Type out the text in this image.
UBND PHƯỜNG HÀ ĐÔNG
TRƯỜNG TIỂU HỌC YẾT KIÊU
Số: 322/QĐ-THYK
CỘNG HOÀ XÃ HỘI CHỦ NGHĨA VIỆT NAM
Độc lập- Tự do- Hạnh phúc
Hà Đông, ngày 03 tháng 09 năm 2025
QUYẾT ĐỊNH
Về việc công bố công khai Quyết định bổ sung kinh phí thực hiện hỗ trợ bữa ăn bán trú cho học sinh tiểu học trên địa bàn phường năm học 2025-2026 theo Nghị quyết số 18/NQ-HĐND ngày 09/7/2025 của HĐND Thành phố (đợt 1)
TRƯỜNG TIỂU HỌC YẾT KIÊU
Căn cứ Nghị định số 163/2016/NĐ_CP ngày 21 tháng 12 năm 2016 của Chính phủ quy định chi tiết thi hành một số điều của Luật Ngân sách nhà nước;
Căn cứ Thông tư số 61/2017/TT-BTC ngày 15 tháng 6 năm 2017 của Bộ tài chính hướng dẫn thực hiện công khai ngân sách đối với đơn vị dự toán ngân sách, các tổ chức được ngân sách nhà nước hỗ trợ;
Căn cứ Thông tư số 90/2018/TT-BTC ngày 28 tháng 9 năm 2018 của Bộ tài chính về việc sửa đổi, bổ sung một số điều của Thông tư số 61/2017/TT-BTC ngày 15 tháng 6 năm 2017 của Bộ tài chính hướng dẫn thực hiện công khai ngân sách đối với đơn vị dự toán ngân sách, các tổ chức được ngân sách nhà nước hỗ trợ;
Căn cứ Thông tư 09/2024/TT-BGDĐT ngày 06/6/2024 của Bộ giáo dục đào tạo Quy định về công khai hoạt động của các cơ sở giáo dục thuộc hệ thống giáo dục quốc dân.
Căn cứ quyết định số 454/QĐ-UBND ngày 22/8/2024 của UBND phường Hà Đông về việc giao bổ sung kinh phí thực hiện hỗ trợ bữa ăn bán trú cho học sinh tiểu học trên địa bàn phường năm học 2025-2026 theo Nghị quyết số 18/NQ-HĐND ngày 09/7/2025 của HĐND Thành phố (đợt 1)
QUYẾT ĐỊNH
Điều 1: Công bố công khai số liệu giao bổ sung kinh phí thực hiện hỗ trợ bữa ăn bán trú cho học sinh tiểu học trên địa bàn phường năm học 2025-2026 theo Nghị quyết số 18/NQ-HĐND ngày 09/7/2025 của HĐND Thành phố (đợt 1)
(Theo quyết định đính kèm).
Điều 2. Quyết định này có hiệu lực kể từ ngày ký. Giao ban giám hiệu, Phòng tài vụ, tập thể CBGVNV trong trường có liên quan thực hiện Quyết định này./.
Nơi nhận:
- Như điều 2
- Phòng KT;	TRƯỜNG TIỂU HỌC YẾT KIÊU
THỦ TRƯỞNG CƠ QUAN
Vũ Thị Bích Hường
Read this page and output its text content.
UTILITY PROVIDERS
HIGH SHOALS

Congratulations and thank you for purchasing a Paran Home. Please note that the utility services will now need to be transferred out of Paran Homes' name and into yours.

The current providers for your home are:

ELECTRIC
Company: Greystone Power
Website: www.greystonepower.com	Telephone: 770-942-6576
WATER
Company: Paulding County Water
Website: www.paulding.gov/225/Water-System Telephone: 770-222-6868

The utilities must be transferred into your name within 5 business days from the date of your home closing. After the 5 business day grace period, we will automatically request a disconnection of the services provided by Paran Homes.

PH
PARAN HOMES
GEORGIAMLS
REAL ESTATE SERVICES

——

INSTRUCTIONS TO FOLLOW:
Write out all the data again, exactly as it appears.

RESPONSE TO THIS EXERCISE:
Type out the text in this image.
UBND PHƯỜNG HÀ ĐÔNG
TRƯỜNG TIỂU HỌC YẾT KIÊU
Số: 322/QĐ-THYK
CỘNG HOÀ XÃ HỘI CHỦ NGHĨA VIỆT NAM
Độc lập- Tự do- Hạnh phúc
Hà Đông, ngày 03 tháng 09 năm 2025
QUYẾT ĐỊNH
Về việc công bố công khai Quyết định bổ sung kinh phí thực hiện hỗ trợ bữa ăn bán trú cho học sinh tiểu học trên địa bàn phường năm học 2025-2026 theo Nghị quyết số 18/NQ-HĐND ngày 09/7/2025 của HĐND Thành phố (đợt 1)
TRƯỜNG TIỂU HỌC YẾT KIÊU
Căn cứ Nghị định số 163/2016/NĐ_CP ngày 21 tháng 12 năm 2016 của Chính phủ quy định chi tiết thi hành một số điều của Luật Ngân sách nhà nước;
Căn cứ Thông tư số 61/2017/TT-BTC ngày 15 tháng 6 năm 2017 của Bộ tài chính hướng dẫn thực hiện công khai ngân sách đối với đơn vị dự toán ngân sách, các tổ chức được ngân sách nhà nước hỗ trợ;
Căn cứ Thông tư số 90/2018/TT-BTC ngày 28 tháng 9 năm 2018 của Bộ tài chính về việc sửa đổi, bổ sung một số điều của Thông tư số 61/2017/TT-BTC ngày 15 tháng 6 năm 2017 của Bộ tài chính hướng dẫn thực hiện công khai ngân sách đối với đơn vị dự toán ngân sách, các tổ chức được ngân sách nhà nước hỗ trợ;
Căn cứ Thông tư 09/2024/TT-BGDĐT ngày 06/6/2024 của Bộ giáo dục đào tạo Quy định về công khai hoạt động của các cơ sở giáo dục thuộc hệ thống giáo dục quốc dân.
Căn cứ quyết định số 454/QĐ-UBND ngày 22/8/2024 của UBND phường Hà Đông về việc giao bổ sung kinh phí thực hiện hỗ trợ bữa ăn bán trú cho học sinh tiểu học trên địa bàn phường năm học 2025-2026 theo Nghị quyết số 18/NQ-HĐND ngày 09/7/2025 của HĐND Thành phố (đợt 1)
QUYẾT ĐỊNH
Điều 1: Công bố công khai số liệu giao bổ sung kinh phí thực hiện hỗ trợ bữa ăn bán trú cho học sinh tiểu học trên địa bàn phường năm học 2025-2026 theo Nghị quyết số 18/NQ-HĐND ngày 09/7/2025 của HĐND Thành phố (đợt 1)
(Theo quyết định đính kèm).
Điều 2. Quyết định này có hiệu lực kể từ ngày ký. Giao ban giám hiệu, Phòng tài vụ, tập thể CBGVNV trong trường có liên quan thực hiện Quyết định này./.
Nơi nhận:
- Như điều 2
- Phòng KT;	TRƯỜNG TIỂU HỌC YẾT KIÊU
THỦ TRƯỞNG CƠ QUAN
Vũ Thị Bích Hường
Read this page and output its text content.
UTILITY PROVIDERS
HIGH SHOALS

Congratulations and thank you for purchasing a Paran Home. Please note that the utility services will now need to be transferred out of Paran Homes' name and into yours.

The current providers for your home are:

ELECTRIC
Company: Greystone Power
Website: www.greystonepower.com	Telephone: 770-942-6576
WATER
Company: Paulding County Water
Website: www.paulding.gov/225/Water-System Telephone: 770-222-6868

The utilities must be transferred into your name within 5 business days from the date of your home closing. After the 5 business day grace period, we will automatically request a disconnection of the services provided by Paran Homes.

PH
PARAN HOMES
GEORGIAMLS
REAL ESTATE SERVICES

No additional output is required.